**Supplied passage**
= = = = =
Two thirds of malware is invisible without HTTPS inspection

SeriousHoax

Level 47
Thread author
Well-known
Mar 16, 2019
3,630
A new report from WatchGuard Technologies shows that 67 percent of all malware in the first quarter of this year was delivered via HTTPS, so organizations without security solutions capable of inspecting encrypted traffic will miss two-thirds of incoming threats.

In addition, 72 percent of encrypted malware was classified as zero day (meaning no antivirus signature exists for it, and it will evade signature-based protections). The findings suggest that HTTPS inspection and advanced behavior-based threat detection and response solutions are now requirements for every security-conscious organization.
Read the full article here
 
F

ForgottenSeer 85179

This doesn't mean that encryption should be inspected. This would only reduce overall security and should be a no-go.
At least for normal enduser but company worker get other/ higher security anyway so that doesn't matter too.
 

MacDefender

Level 16
Verified
Top Poster
Oct 13, 2019
779
Yeah the article is really speaking on the perspective of if you were a business operation trying to use a UTM or L3 firewall to scan network traffic on behalf of your customers.
If you have endpoint security, said encrypted malware still has to be decrypted somewhere on your host and at that point, a memory or file or AMSI scanner should pick it up.
= = = = =
**Records**
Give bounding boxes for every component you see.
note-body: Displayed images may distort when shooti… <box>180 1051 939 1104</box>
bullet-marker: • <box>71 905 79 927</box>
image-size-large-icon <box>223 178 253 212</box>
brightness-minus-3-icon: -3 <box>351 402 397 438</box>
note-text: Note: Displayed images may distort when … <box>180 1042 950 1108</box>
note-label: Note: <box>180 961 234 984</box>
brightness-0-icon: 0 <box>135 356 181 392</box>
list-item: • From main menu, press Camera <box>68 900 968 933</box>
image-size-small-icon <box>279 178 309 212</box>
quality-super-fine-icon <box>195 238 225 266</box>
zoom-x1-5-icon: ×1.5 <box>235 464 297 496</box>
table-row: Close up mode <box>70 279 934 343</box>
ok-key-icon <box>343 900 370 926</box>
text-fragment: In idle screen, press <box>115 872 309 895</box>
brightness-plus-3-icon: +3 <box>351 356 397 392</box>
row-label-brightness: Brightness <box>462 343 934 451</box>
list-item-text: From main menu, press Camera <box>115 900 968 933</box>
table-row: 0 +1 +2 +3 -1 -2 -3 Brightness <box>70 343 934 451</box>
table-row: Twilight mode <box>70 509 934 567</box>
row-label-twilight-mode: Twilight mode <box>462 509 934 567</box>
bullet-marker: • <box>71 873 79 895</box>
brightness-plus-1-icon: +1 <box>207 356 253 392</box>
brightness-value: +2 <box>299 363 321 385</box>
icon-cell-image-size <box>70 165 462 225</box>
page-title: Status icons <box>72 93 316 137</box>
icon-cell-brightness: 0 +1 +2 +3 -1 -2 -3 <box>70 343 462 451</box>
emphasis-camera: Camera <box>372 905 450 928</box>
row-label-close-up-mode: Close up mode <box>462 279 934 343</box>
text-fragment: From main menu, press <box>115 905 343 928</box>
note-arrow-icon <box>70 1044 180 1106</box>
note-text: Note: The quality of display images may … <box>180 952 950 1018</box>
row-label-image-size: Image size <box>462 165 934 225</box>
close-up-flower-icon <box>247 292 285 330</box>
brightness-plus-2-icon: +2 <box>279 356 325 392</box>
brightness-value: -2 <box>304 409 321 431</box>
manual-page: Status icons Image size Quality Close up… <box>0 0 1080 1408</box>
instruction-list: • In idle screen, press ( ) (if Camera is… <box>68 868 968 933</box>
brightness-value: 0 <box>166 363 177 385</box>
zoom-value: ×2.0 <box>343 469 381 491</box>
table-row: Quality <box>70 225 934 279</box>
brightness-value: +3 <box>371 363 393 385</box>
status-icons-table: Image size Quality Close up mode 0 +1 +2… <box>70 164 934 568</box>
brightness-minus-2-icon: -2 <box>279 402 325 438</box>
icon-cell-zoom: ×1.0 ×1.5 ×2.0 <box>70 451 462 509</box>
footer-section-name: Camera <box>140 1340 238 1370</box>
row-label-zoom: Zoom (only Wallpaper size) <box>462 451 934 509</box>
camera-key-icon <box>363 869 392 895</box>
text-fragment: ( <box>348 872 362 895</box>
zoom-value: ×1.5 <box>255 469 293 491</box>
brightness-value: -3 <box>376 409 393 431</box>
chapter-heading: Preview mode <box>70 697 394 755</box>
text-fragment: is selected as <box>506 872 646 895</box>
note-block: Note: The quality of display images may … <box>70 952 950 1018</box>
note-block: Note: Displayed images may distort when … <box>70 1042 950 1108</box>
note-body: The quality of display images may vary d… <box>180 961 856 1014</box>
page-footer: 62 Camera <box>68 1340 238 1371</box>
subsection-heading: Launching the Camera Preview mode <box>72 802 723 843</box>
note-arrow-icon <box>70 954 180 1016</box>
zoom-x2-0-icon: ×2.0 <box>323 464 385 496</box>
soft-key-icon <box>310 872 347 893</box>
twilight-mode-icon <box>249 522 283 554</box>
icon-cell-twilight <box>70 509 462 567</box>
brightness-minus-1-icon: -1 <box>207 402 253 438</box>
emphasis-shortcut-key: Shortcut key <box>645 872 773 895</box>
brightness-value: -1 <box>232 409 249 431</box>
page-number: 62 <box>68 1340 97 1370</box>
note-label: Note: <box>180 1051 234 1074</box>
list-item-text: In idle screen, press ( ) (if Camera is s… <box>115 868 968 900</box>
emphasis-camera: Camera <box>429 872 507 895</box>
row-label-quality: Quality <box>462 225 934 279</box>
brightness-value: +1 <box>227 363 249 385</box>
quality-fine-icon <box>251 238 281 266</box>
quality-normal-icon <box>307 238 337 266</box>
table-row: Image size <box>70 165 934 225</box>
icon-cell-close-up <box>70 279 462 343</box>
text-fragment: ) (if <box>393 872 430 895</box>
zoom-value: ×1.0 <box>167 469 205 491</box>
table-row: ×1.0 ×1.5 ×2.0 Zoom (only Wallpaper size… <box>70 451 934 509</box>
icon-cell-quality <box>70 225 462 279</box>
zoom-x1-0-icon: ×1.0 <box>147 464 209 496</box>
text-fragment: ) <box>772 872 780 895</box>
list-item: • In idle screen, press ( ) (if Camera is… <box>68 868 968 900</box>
= = = = =
**How to complete this task**
Copy the forum thread about HTTPS inspection and malware word for word, starting at "This doesn't mean" and ending at "doesn't matter too.". Rely only on the forum thread about HTTPS inspection and malware.

**Your solution**
This doesn't mean that encryption should be inspected. This would only reduce overall security and should be a no-go.
At least for normal enduser but company worker get other/ higher security anyway so that doesn't matter too.